Restate the full set of records exactly, word for word.
== RECORDS FOR THIS EXERCISE ==
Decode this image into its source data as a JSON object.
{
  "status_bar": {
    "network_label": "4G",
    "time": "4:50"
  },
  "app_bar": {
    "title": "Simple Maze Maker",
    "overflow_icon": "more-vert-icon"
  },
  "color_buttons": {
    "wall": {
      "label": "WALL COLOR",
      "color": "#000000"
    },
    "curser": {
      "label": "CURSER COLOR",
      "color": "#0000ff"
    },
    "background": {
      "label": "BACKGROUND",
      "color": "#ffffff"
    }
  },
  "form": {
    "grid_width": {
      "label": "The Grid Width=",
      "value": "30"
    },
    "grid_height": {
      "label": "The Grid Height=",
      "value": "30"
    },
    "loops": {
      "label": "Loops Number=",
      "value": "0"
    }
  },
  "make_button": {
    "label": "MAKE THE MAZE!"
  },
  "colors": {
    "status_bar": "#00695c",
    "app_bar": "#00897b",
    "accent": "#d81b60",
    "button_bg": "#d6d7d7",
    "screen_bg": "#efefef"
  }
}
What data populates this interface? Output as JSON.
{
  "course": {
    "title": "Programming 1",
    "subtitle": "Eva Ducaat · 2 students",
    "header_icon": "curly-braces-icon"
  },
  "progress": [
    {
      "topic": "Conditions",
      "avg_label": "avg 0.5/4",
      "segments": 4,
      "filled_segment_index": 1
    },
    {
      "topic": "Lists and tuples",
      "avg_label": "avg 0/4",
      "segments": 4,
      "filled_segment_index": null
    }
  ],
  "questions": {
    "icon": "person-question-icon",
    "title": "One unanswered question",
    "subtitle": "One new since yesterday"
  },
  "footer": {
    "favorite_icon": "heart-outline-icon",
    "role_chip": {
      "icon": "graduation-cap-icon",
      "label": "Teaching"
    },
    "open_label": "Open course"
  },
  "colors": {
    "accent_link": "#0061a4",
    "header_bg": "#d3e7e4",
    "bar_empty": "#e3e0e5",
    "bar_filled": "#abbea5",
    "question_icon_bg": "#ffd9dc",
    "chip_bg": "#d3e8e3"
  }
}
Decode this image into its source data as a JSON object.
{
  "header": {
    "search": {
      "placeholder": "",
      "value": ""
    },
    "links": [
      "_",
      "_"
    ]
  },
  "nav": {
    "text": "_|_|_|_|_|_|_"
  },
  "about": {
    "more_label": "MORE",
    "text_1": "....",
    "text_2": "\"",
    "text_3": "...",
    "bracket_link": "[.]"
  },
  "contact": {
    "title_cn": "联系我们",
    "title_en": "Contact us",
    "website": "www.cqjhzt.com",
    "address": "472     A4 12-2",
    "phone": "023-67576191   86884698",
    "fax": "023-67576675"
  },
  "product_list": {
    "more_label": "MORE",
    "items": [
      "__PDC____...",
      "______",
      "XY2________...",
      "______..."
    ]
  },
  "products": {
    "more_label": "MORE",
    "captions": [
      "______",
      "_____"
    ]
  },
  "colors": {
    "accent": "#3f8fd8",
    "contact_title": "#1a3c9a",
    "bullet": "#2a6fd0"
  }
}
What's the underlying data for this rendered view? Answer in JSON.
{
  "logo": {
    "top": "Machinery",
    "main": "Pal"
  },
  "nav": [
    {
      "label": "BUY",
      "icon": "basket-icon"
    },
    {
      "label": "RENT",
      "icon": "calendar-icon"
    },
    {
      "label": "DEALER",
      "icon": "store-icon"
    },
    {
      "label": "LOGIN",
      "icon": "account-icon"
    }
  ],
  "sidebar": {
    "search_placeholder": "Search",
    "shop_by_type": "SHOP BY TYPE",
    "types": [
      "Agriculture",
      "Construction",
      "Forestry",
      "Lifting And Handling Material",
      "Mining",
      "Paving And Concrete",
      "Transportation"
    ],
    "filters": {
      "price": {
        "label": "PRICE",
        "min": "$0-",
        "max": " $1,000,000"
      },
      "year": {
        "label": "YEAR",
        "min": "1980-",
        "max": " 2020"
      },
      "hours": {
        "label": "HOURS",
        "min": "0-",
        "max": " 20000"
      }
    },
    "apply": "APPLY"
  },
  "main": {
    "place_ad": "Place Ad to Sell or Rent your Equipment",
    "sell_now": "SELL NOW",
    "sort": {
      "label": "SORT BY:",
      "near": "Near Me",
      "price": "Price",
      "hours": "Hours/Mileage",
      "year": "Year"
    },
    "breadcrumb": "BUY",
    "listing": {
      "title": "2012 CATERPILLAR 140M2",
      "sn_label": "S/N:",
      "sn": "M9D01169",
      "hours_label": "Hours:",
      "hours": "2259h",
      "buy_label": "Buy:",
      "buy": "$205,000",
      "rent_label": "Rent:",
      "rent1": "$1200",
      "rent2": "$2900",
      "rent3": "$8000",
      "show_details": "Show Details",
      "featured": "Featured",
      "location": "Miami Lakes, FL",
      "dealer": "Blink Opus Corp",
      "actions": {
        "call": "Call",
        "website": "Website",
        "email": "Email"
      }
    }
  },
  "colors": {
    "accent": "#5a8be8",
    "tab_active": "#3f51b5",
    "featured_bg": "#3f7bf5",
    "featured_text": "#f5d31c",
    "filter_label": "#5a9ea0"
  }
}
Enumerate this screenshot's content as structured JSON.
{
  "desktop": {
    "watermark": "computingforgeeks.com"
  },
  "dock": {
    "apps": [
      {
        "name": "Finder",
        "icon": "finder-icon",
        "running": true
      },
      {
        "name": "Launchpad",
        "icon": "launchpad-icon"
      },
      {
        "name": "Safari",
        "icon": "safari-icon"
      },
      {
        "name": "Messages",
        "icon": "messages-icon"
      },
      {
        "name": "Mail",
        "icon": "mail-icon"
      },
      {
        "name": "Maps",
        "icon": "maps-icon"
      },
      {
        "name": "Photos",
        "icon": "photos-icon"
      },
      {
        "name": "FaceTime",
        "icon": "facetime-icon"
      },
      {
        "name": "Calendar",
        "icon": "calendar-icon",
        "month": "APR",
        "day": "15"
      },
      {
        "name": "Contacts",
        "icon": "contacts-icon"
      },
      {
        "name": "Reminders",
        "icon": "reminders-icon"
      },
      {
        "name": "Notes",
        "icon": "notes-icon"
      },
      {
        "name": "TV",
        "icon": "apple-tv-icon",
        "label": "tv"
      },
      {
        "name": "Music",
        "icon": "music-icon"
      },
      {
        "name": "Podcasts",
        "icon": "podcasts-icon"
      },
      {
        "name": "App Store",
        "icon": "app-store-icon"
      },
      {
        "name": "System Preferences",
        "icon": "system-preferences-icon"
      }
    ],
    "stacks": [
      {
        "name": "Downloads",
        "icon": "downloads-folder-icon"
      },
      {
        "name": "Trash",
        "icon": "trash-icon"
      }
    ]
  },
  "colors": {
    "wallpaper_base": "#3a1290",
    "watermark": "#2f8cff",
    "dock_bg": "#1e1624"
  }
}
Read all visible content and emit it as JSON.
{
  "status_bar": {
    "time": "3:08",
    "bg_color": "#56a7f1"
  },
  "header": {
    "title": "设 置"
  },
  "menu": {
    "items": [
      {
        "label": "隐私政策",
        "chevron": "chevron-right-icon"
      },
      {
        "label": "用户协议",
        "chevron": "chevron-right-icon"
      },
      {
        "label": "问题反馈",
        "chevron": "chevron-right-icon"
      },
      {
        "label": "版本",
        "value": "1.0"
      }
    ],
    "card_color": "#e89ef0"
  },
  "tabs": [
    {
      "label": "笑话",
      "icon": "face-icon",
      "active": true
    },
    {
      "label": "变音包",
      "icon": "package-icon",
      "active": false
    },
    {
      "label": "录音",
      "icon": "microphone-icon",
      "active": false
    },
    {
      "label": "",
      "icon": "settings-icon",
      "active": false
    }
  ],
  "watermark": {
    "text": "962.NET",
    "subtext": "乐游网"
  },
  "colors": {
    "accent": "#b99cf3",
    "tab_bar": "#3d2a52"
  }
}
===
* COMPLETE ANSWER
Decode this image into its source data as a JSON object.
{
  "status_bar": {
    "network_label": "4G",
    "time": "4:50"
  },
  "app_bar": {
    "title": "Simple Maze Maker",
    "overflow_icon": "more-vert-icon"
  },
  "color_buttons": {
    "wall": {
      "label": "WALL COLOR",
      "color": "#000000"
    },
    "curser": {
      "label": "CURSER COLOR",
      "color": "#0000ff"
    },
    "background": {
      "label": "BACKGROUND",
      "color": "#ffffff"
    }
  },
  "form": {
    "grid_width": {
      "label": "The Grid Width=",
      "value": "30"
    },
    "grid_height": {
      "label": "The Grid Height=",
      "value": "30"
    },
    "loops": {
      "label": "Loops Number=",
      "value": "0"
    }
  },
  "make_button": {
    "label": "MAKE THE MAZE!"
  },
  "colors": {
    "status_bar": "#00695c",
    "app_bar": "#00897b",
    "accent": "#d81b60",
    "button_bg": "#d6d7d7",
    "screen_bg": "#efefef"
  }
}
What data populates this interface? Output as JSON.
{
  "course": {
    "title": "Programming 1",
    "subtitle": "Eva Ducaat · 2 students",
    "header_icon": "curly-braces-icon"
  },
  "progress": [
    {
      "topic": "Conditions",
      "avg_label": "avg 0.5/4",
      "segments": 4,
      "filled_segment_index": 1
    },
    {
      "topic": "Lists and tuples",
      "avg_label": "avg 0/4",
      "segments": 4,
      "filled_segment_index": null
    }
  ],
  "questions": {
    "icon": "person-question-icon",
    "title": "One unanswered question",
    "subtitle": "One new since yesterday"
  },
  "footer": {
    "favorite_icon": "heart-outline-icon",
    "role_chip": {
      "icon": "graduation-cap-icon",
      "label": "Teaching"
    },
    "open_label": "Open course"
  },
  "colors": {
    "accent_link": "#0061a4",
    "header_bg": "#d3e7e4",
    "bar_empty": "#e3e0e5",
    "bar_filled": "#abbea5",
    "question_icon_bg": "#ffd9dc",
    "chip_bg": "#d3e8e3"
  }
}
Decode this image into its source data as a JSON object.
{
  "header": {
    "search": {
      "placeholder": "",
      "value": ""
    },
    "links": [
      "_",
      "_"
    ]
  },
  "nav": {
    "text": "_|_|_|_|_|_|_"
  },
  "about": {
    "more_label": "MORE",
    "text_1": "....",
    "text_2": "\"",
    "text_3": "...",
    "bracket_link": "[.]"
  },
  "contact": {
    "title_cn": "联系我们",
    "title_en": "Contact us",
    "website": "www.cqjhzt.com",
    "address": "472     A4 12-2",
    "phone": "023-67576191   86884698",
    "fax": "023-67576675"
  },
  "product_list": {
    "more_label": "MORE",
    "items": [
      "__PDC____...",
      "______",
      "XY2________...",
      "______..."
    ]
  },
  "products": {
    "more_label": "MORE",
    "captions": [
      "______",
      "_____"
    ]
  },
  "colors": {
    "accent": "#3f8fd8",
    "contact_title": "#1a3c9a",
    "bullet": "#2a6fd0"
  }
}
What's the underlying data for this rendered view? Answer in JSON.
{
  "logo": {
    "top": "Machinery",
    "main": "Pal"
  },
  "nav": [
    {
      "label": "BUY",
      "icon": "basket-icon"
    },
    {
      "label": "RENT",
      "icon": "calendar-icon"
    },
    {
      "label": "DEALER",
      "icon": "store-icon"
    },
    {
      "label": "LOGIN",
      "icon": "account-icon"
    }
  ],
  "sidebar": {
    "search_placeholder": "Search",
    "shop_by_type": "SHOP BY TYPE",
    "types": [
      "Agriculture",
      "Construction",
      "Forestry",
      "Lifting And Handling Material",
      "Mining",
      "Paving And Concrete",
      "Transportation"
    ],
    "filters": {
      "price": {
        "label": "PRICE",
        "min": "$0-",
        "max": " $1,000,000"
      },
      "year": {
        "label": "YEAR",
        "min": "1980-",
        "max": " 2020"
      },
      "hours": {
        "label": "HOURS",
        "min": "0-",
        "max": " 20000"
      }
    },
    "apply": "APPLY"
  },
  "main": {
    "place_ad": "Place Ad to Sell or Rent your Equipment",
    "sell_now": "SELL NOW",
    "sort": {
      "label": "SORT BY:",
      "near": "Near Me",
      "price": "Price",
      "hours": "Hours/Mileage",
      "year": "Year"
    },
    "breadcrumb": "BUY",
    "listing": {
      "title": "2012 CATERPILLAR 140M2",
      "sn_label": "S/N:",
      "sn": "M9D01169",
      "hours_label": "Hours:",
      "hours": "2259h",
      "buy_label": "Buy:",
      "buy": "$205,000",
      "rent_label": "Rent:",
      "rent1": "$1200",
      "rent2": "$2900",
      "rent3": "$8000",
      "show_details": "Show Details",
      "featured": "Featured",
      "location": "Miami Lakes, FL",
      "dealer": "Blink Opus Corp",
      "actions": {
        "call": "Call",
        "website": "Website",
        "email": "Email"
      }
    }
  },
  "colors": {
    "accent": "#5a8be8",
    "tab_active": "#3f51b5",
    "featured_bg": "#3f7bf5",
    "featured_text": "#f5d31c",
    "filter_label": "#5a9ea0"
  }
}
Enumerate this screenshot's content as structured JSON.
{
  "desktop": {
    "watermark": "computingforgeeks.com"
  },
  "dock": {
    "apps": [
      {
        "name": "Finder",
        "icon": "finder-icon",
        "running": true
      },
      {
        "name": "Launchpad",
        "icon": "launchpad-icon"
      },
      {
        "name": "Safari",
        "icon": "safari-icon"
      },
      {
        "name": "Messages",
        "icon": "messages-icon"
      },
      {
        "name": "Mail",
        "icon": "mail-icon"
      },
      {
        "name": "Maps",
        "icon": "maps-icon"
      },
      {
        "name": "Photos",
        "icon": "photos-icon"
      },
      {
        "name": "FaceTime",
        "icon": "facetime-icon"
      },
      {
        "name": "Calendar",
        "icon": "calendar-icon",
        "month": "APR",
        "day": "15"
      },
      {
        "name": "Contacts",
        "icon": "contacts-icon"
      },
      {
        "name": "Reminders",
        "icon": "reminders-icon"
      },
      {
        "name": "Notes",
        "icon": "notes-icon"
      },
      {
        "name": "TV",
        "icon": "apple-tv-icon",
        "label": "tv"
      },
      {
        "name": "Music",
        "icon": "music-icon"
      },
      {
        "name": "Podcasts",
        "icon": "podcasts-icon"
      },
      {
        "name": "App Store",
        "icon": "app-store-icon"
      },
      {
        "name": "System Preferences",
        "icon": "system-preferences-icon"
      }
    ],
    "stacks": [
      {
        "name": "Downloads",
        "icon": "downloads-folder-icon"
      },
      {
        "name": "Trash",
        "icon": "trash-icon"
      }
    ]
  },
  "colors": {
    "wallpaper_base": "#3a1290",
    "watermark": "#2f8cff",
    "dock_bg": "#1e1624"
  }
}
Read all visible content and emit it as JSON.
{
  "status_bar": {
    "time": "3:08",
    "bg_color": "#56a7f1"
  },
  "header": {
    "title": "设 置"
  },
  "menu": {
    "items": [
      {
        "label": "隐私政策",
        "chevron": "chevron-right-icon"
      },
      {
        "label": "用户协议",
        "chevron": "chevron-right-icon"
      },
      {
        "label": "问题反馈",
        "chevron": "chevron-right-icon"
      },
      {
        "label": "版本",
        "value": "1.0"
      }
    ],
    "card_color": "#e89ef0"
  },
  "tabs": [
    {
      "label": "笑话",
      "icon": "face-icon",
      "active": true
    },
    {
      "label": "变音包",
      "icon": "package-icon",
      "active": false
    },
    {
      "label": "录音",
      "icon": "microphone-icon",
      "active": false
    },
    {
      "label": "",
      "icon": "settings-icon",
      "active": false
    }
  ],
  "watermark": {
    "text": "962.NET",
    "subtext": "乐游网"
  },
  "colors": {
    "accent": "#b99cf3",
    "tab_bar": "#3d2a52"
  }
}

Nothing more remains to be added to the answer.